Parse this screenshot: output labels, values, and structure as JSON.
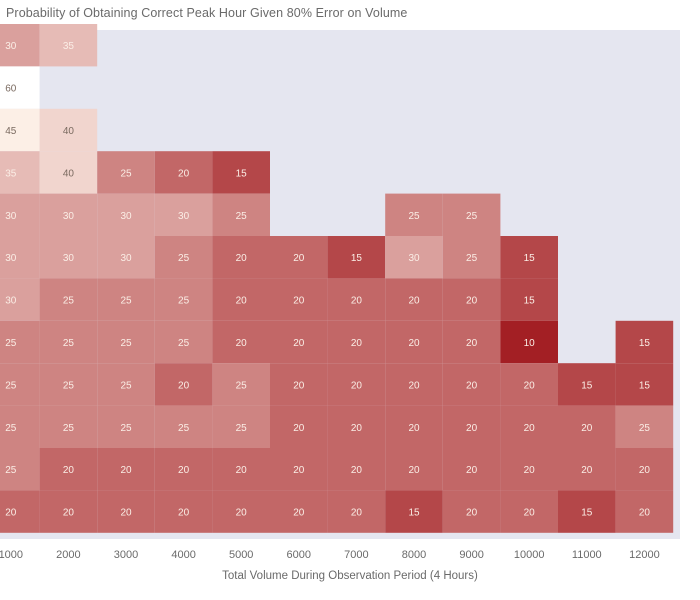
{
  "chart_data": {
    "type": "heatmap",
    "title": "Probability of Obtaining Correct Peak Hour Given 80% Error on Volume",
    "xlabel": "Total Volume During Observation Period (4 Hours)",
    "ylabel": "",
    "categories": [
      "1000",
      "2000",
      "3000",
      "4000",
      "5000",
      "6000",
      "7000",
      "8000",
      "9000",
      "10000",
      "11000",
      "12000"
    ],
    "rows": [
      [
        30,
        35,
        null,
        null,
        null,
        null,
        null,
        null,
        null,
        null,
        null,
        null
      ],
      [
        60,
        null,
        null,
        null,
        null,
        null,
        null,
        null,
        null,
        null,
        null,
        null
      ],
      [
        45,
        40,
        null,
        null,
        null,
        null,
        null,
        null,
        null,
        null,
        null,
        null
      ],
      [
        35,
        40,
        25,
        20,
        15,
        null,
        null,
        null,
        null,
        null,
        null,
        null
      ],
      [
        30,
        30,
        30,
        30,
        25,
        null,
        null,
        25,
        25,
        null,
        null,
        null
      ],
      [
        30,
        30,
        30,
        25,
        20,
        20,
        15,
        30,
        25,
        15,
        null,
        null
      ],
      [
        30,
        25,
        25,
        25,
        20,
        20,
        20,
        20,
        20,
        15,
        null,
        null
      ],
      [
        25,
        25,
        25,
        25,
        20,
        20,
        20,
        20,
        20,
        10,
        null,
        15
      ],
      [
        25,
        25,
        25,
        20,
        25,
        20,
        20,
        20,
        20,
        20,
        15,
        15
      ],
      [
        25,
        25,
        25,
        25,
        25,
        20,
        20,
        20,
        20,
        20,
        20,
        25
      ],
      [
        25,
        20,
        20,
        20,
        20,
        20,
        20,
        20,
        20,
        20,
        20,
        20
      ],
      [
        20,
        20,
        20,
        20,
        20,
        20,
        20,
        15,
        20,
        20,
        15,
        20
      ]
    ],
    "colorscale": {
      "low": "#a31f24",
      "high": "#fcefe6",
      "vmin": 10,
      "vmax": 45,
      "above_max": "#ffffff"
    },
    "background": "#e5e6f0"
  }
}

■ ■ ■

Pull out every line containing "Volume".

    "title": "Probability of Obtaining Correct Peak Hour Given 80% Error on Volume",
    "xlabel": "Total Volume During Observation Period (4 Hours)",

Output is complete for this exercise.